*** Dataset ***

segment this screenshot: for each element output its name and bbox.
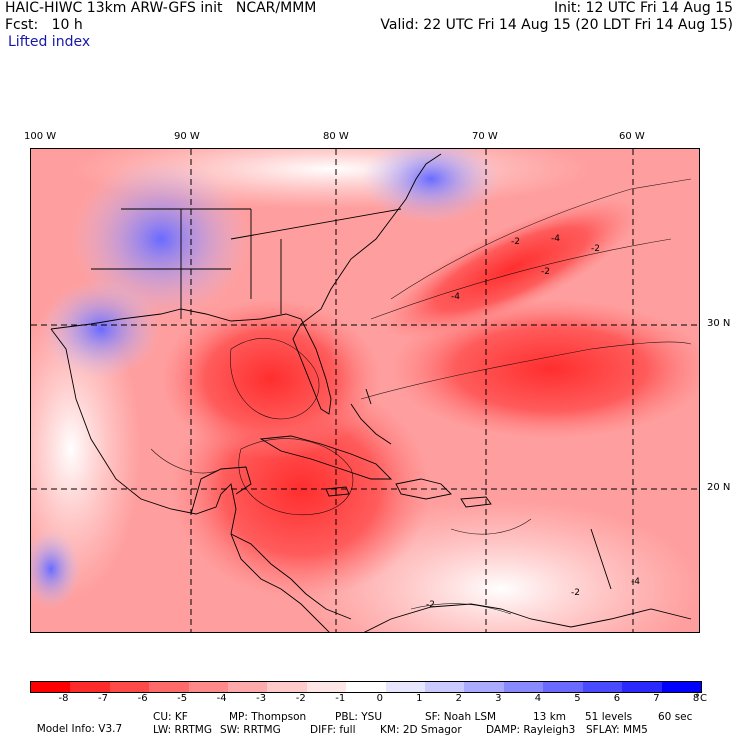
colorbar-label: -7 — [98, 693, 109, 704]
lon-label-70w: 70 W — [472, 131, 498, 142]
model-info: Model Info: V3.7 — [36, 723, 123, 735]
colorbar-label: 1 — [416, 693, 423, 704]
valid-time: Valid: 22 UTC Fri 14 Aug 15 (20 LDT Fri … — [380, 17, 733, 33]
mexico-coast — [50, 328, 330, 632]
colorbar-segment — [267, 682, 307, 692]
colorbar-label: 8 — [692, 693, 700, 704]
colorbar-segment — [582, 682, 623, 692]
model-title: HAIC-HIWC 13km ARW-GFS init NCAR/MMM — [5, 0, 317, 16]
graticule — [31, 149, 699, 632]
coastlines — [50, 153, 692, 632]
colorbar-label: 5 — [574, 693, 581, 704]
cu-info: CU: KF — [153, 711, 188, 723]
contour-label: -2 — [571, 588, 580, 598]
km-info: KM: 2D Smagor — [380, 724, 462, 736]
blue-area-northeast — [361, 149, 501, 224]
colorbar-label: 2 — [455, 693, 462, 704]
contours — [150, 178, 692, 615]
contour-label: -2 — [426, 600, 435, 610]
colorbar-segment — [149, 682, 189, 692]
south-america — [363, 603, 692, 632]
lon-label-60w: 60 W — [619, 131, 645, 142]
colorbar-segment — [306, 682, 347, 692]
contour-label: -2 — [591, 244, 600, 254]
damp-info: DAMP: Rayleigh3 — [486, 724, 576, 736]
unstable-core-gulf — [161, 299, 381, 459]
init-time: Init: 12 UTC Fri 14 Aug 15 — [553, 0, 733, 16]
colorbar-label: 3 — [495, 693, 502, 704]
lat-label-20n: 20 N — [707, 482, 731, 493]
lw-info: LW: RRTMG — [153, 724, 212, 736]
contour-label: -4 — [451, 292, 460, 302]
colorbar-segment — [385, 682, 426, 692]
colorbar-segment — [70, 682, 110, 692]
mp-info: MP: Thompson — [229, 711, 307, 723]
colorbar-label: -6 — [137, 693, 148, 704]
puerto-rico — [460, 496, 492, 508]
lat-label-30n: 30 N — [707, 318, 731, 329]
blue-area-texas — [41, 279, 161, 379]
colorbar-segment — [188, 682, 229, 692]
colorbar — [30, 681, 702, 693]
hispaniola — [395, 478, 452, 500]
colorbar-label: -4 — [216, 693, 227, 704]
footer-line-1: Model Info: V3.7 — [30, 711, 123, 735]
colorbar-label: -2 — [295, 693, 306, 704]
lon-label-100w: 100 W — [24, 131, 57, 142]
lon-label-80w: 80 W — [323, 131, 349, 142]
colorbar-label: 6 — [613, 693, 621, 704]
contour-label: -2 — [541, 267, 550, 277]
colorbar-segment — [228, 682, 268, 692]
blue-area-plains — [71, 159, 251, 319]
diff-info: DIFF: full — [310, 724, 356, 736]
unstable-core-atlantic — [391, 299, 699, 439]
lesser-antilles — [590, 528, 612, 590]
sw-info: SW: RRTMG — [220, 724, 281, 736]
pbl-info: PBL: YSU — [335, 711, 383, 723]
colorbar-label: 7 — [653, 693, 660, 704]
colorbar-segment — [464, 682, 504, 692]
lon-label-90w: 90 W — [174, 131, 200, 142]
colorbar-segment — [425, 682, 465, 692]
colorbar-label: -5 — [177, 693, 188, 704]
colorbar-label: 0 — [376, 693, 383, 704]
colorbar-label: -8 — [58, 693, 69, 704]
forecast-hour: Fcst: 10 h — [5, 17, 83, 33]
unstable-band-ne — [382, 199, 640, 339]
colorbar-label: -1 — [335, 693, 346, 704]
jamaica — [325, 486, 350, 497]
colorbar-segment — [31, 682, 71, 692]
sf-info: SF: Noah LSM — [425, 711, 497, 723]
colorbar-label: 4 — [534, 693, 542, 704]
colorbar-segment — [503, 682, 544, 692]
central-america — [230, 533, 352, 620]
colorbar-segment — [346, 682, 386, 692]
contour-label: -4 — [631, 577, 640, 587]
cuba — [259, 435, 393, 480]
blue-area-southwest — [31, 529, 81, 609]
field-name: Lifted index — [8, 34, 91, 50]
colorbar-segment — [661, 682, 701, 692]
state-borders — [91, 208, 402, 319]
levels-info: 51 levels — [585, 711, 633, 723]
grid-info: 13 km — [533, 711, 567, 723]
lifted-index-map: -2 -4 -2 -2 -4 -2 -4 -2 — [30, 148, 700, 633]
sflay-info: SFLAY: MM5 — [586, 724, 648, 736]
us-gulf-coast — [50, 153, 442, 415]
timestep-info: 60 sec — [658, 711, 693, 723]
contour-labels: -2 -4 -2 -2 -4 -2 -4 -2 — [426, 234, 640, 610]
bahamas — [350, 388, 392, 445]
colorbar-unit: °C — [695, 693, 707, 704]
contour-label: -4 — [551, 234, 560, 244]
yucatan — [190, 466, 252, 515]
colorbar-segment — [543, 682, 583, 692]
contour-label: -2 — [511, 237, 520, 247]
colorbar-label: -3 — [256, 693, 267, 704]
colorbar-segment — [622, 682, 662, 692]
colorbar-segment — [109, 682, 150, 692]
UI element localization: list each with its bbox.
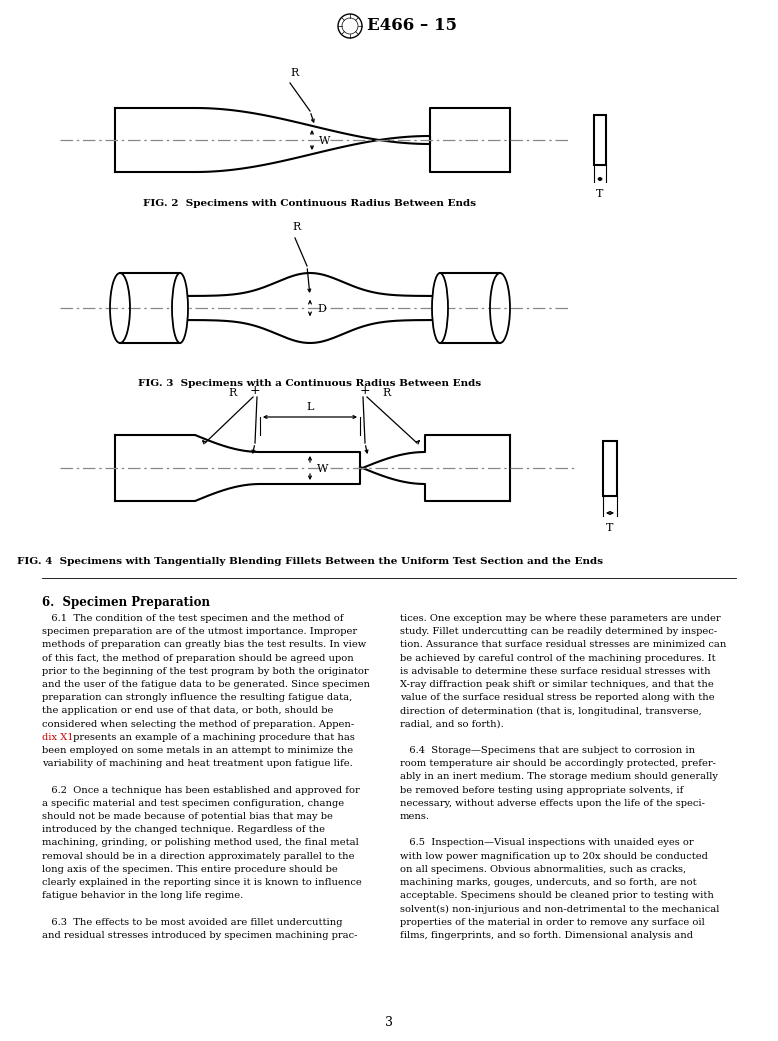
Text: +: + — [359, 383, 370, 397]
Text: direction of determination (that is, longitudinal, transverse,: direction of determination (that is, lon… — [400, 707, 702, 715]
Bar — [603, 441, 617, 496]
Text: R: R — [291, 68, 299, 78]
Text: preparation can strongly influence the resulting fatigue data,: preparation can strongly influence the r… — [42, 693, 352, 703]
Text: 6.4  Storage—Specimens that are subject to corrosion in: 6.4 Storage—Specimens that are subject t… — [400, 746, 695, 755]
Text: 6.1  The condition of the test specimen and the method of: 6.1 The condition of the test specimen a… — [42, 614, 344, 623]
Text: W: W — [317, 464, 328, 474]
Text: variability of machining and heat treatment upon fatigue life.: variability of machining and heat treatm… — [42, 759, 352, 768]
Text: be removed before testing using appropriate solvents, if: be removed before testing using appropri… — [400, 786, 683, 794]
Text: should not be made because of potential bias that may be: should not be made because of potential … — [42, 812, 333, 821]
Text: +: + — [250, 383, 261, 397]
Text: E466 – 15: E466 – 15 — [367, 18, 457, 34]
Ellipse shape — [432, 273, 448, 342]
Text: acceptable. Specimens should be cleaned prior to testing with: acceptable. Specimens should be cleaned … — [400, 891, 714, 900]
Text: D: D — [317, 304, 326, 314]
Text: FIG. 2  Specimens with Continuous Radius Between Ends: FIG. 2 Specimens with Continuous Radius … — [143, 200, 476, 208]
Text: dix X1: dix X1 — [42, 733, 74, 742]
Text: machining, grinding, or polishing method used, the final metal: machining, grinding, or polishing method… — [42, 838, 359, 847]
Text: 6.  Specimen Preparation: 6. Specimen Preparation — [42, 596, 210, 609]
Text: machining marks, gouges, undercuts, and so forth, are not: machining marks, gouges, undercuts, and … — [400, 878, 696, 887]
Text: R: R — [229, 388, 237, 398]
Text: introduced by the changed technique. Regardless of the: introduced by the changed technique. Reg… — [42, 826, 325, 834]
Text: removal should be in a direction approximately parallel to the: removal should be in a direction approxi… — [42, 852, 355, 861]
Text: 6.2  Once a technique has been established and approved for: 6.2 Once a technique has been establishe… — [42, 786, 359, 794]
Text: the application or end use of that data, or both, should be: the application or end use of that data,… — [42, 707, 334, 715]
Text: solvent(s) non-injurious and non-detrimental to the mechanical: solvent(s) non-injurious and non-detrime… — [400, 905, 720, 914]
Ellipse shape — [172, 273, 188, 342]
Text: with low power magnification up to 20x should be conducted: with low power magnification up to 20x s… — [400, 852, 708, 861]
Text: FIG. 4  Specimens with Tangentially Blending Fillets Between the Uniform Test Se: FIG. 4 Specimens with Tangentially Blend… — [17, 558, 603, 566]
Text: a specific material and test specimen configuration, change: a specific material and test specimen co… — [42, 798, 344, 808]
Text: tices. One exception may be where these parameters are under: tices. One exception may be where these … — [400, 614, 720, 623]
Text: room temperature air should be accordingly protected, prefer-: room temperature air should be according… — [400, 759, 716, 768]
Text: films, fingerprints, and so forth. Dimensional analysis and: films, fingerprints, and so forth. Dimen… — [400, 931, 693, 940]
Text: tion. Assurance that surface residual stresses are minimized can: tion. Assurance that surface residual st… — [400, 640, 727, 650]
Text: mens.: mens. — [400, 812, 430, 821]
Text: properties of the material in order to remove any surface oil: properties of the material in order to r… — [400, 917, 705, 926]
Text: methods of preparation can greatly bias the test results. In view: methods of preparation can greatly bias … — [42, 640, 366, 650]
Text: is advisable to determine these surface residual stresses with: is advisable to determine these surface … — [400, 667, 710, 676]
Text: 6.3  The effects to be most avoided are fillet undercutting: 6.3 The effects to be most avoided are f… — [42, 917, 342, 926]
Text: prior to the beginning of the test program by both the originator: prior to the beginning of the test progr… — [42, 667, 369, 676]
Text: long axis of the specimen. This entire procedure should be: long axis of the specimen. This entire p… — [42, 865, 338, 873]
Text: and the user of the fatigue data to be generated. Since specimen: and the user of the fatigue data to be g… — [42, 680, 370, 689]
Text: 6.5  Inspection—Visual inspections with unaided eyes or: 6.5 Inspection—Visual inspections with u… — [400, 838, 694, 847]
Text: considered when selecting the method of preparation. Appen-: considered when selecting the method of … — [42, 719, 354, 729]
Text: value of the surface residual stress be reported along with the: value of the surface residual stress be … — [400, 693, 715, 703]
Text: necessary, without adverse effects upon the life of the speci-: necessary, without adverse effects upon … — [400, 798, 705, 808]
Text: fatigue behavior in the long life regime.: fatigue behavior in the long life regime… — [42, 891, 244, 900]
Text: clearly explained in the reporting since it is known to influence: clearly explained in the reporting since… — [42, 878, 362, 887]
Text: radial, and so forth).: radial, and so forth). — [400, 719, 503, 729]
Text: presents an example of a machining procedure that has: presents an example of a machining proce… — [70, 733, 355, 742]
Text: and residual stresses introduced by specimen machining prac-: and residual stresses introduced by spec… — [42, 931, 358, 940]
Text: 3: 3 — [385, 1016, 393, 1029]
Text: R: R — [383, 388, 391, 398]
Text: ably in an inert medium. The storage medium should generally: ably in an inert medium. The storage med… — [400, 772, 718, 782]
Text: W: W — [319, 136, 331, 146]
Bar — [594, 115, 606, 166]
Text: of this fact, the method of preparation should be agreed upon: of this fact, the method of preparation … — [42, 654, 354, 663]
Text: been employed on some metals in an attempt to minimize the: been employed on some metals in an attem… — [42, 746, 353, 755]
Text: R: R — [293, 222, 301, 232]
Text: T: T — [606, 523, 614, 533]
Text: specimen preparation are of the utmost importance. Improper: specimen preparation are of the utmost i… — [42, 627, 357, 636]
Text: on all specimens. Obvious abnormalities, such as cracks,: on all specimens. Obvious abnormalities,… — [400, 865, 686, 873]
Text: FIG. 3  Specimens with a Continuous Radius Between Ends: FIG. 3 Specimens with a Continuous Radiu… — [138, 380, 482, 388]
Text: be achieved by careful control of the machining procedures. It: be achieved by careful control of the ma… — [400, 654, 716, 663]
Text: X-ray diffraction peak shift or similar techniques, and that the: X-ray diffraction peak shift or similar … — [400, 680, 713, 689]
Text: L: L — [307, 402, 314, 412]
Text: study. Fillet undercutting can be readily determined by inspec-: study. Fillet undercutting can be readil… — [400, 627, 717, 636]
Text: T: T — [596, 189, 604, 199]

***

> Exercise directions
Can you render every line of the records from the one containing "Text: +: + — [359, 383, 370, 397]" through the one containing "Text: preparation can", both included, as a JSON list of strings with one string per line and any blank lines omitted?

> Solution to this exercise
[
  "Text: +: + — [359, 383, 370, 397]",
  "Text: direction of determination (that is, longitudinal, transverse,: direction of determination (that is, lon… — [400, 707, 702, 715]",
  "Bar — [603, 441, 617, 496]",
  "Text: R: R — [291, 68, 299, 78]",
  "Text: preparation can strongly influence the resulting fatigue data,: preparation can strongly influence the r… — [42, 693, 352, 703]"
]